▶ **Exercise**:
Update the lines below so that every "x-tick-label" becomes "x-axis-tick", and keep everything else unchanged.

(Collected data)
+ + + + + + +

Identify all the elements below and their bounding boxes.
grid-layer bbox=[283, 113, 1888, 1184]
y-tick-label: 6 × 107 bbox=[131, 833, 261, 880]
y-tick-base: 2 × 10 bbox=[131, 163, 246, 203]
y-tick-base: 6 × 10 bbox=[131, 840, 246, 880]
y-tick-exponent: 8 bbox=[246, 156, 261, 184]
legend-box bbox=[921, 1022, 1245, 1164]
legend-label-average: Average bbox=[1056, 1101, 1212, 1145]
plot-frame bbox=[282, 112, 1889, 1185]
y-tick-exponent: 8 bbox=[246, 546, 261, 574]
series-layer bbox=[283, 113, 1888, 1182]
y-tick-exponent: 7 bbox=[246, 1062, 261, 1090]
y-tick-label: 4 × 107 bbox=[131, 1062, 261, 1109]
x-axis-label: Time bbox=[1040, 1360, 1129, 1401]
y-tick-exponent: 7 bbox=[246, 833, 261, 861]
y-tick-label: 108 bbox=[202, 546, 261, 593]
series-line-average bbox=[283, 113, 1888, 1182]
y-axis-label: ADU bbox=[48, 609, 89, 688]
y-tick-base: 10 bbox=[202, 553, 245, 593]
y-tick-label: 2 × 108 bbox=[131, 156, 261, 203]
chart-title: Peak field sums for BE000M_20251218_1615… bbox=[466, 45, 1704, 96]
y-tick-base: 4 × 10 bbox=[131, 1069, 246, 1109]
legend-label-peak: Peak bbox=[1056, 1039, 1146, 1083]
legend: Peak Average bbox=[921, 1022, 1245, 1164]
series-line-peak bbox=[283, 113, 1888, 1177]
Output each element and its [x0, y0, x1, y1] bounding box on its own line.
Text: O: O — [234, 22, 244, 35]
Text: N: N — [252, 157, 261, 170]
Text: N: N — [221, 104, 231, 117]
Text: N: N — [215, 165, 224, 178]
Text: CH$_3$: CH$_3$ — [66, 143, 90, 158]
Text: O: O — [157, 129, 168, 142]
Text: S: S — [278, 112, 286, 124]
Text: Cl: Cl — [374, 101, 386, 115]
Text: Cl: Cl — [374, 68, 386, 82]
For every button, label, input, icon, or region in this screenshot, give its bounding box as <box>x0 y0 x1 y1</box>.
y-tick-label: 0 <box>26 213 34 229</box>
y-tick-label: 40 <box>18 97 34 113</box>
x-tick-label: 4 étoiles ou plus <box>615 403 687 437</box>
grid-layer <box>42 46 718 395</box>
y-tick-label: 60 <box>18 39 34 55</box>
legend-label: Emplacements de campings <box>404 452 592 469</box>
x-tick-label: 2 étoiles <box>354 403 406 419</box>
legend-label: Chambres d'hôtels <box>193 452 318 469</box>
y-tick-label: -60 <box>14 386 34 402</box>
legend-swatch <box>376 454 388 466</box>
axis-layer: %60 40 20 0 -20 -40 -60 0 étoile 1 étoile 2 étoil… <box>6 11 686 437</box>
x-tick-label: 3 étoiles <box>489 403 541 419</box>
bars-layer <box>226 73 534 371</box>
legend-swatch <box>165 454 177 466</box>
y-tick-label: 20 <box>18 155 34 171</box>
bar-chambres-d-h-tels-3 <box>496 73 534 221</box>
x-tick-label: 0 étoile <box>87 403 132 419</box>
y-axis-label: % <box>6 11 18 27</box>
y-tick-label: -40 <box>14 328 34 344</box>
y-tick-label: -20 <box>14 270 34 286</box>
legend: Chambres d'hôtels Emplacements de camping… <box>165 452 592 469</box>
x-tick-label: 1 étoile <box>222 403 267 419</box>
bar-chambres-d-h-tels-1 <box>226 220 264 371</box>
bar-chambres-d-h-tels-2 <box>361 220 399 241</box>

+ + + + + + +

▶ **Response to this task**:
Identify all the elements below and their bounding boxes.
grid-layer bbox=[283, 113, 1888, 1184]
y-tick-label: 6 × 107 bbox=[131, 833, 261, 880]
y-tick-base: 2 × 10 bbox=[131, 163, 246, 203]
y-tick-base: 6 × 10 bbox=[131, 840, 246, 880]
y-tick-exponent: 8 bbox=[246, 156, 261, 184]
legend-box bbox=[921, 1022, 1245, 1164]
legend-label-average: Average bbox=[1056, 1101, 1212, 1145]
plot-frame bbox=[282, 112, 1889, 1185]
y-tick-exponent: 8 bbox=[246, 546, 261, 574]
series-layer bbox=[283, 113, 1888, 1182]
y-tick-exponent: 7 bbox=[246, 1062, 261, 1090]
y-tick-label: 4 × 107 bbox=[131, 1062, 261, 1109]
x-axis-label: Time bbox=[1040, 1360, 1129, 1401]
y-tick-exponent: 7 bbox=[246, 833, 261, 861]
y-tick-label: 108 bbox=[202, 546, 261, 593]
series-line-average bbox=[283, 113, 1888, 1182]
y-axis-label: ADU bbox=[48, 609, 89, 688]
y-tick-base: 10 bbox=[202, 553, 245, 593]
y-tick-label: 2 × 108 bbox=[131, 156, 261, 203]
chart-title: Peak field sums for BE000M_20251218_1615… bbox=[466, 45, 1704, 96]
y-tick-base: 4 × 10 bbox=[131, 1069, 246, 1109]
legend-label-peak: Peak bbox=[1056, 1039, 1146, 1083]
legend: Peak Average bbox=[921, 1022, 1245, 1164]
series-line-peak bbox=[283, 113, 1888, 1177]
Output each element and its [x0, y0, x1, y1] bounding box on its own line.
Text: O: O — [234, 22, 244, 35]
Text: N: N — [252, 157, 261, 170]
Text: N: N — [221, 104, 231, 117]
Text: N: N — [215, 165, 224, 178]
Text: CH$_3$: CH$_3$ — [66, 143, 90, 158]
Text: O: O — [157, 129, 168, 142]
Text: S: S — [278, 112, 286, 124]
Text: Cl: Cl — [374, 101, 386, 115]
Text: Cl: Cl — [374, 68, 386, 82]
For every button, label, input, icon, or region in this screenshot, give its bounding box as <box>x0 y0 x1 y1</box>.
y-tick-label: 0 <box>26 213 34 229</box>
y-tick-label: 40 <box>18 97 34 113</box>
x-axis-tick: 4 étoiles ou plus <box>615 403 687 437</box>
grid-layer <box>42 46 718 395</box>
y-tick-label: 60 <box>18 39 34 55</box>
legend-label: Emplacements de campings <box>404 452 592 469</box>
x-axis-tick: 2 étoiles <box>354 403 406 419</box>
legend-label: Chambres d'hôtels <box>193 452 318 469</box>
y-tick-label: -60 <box>14 386 34 402</box>
legend-swatch <box>376 454 388 466</box>
axis-layer: %60 40 20 0 -20 -40 -60 0 étoile 1 étoile 2 étoil… <box>6 11 686 437</box>
x-axis-tick: 3 étoiles <box>489 403 541 419</box>
bars-layer <box>226 73 534 371</box>
legend-swatch <box>165 454 177 466</box>
y-tick-label: 20 <box>18 155 34 171</box>
bar-chambres-d-h-tels-3 <box>496 73 534 221</box>
x-axis-tick: 0 étoile <box>87 403 132 419</box>
y-axis-label: % <box>6 11 18 27</box>
y-tick-label: -40 <box>14 328 34 344</box>
y-tick-label: -20 <box>14 270 34 286</box>
legend: Chambres d'hôtels Emplacements de camping… <box>165 452 592 469</box>
x-axis-tick: 1 étoile <box>222 403 267 419</box>
bar-chambres-d-h-tels-1 <box>226 220 264 371</box>
bar-chambres-d-h-tels-2 <box>361 220 399 241</box>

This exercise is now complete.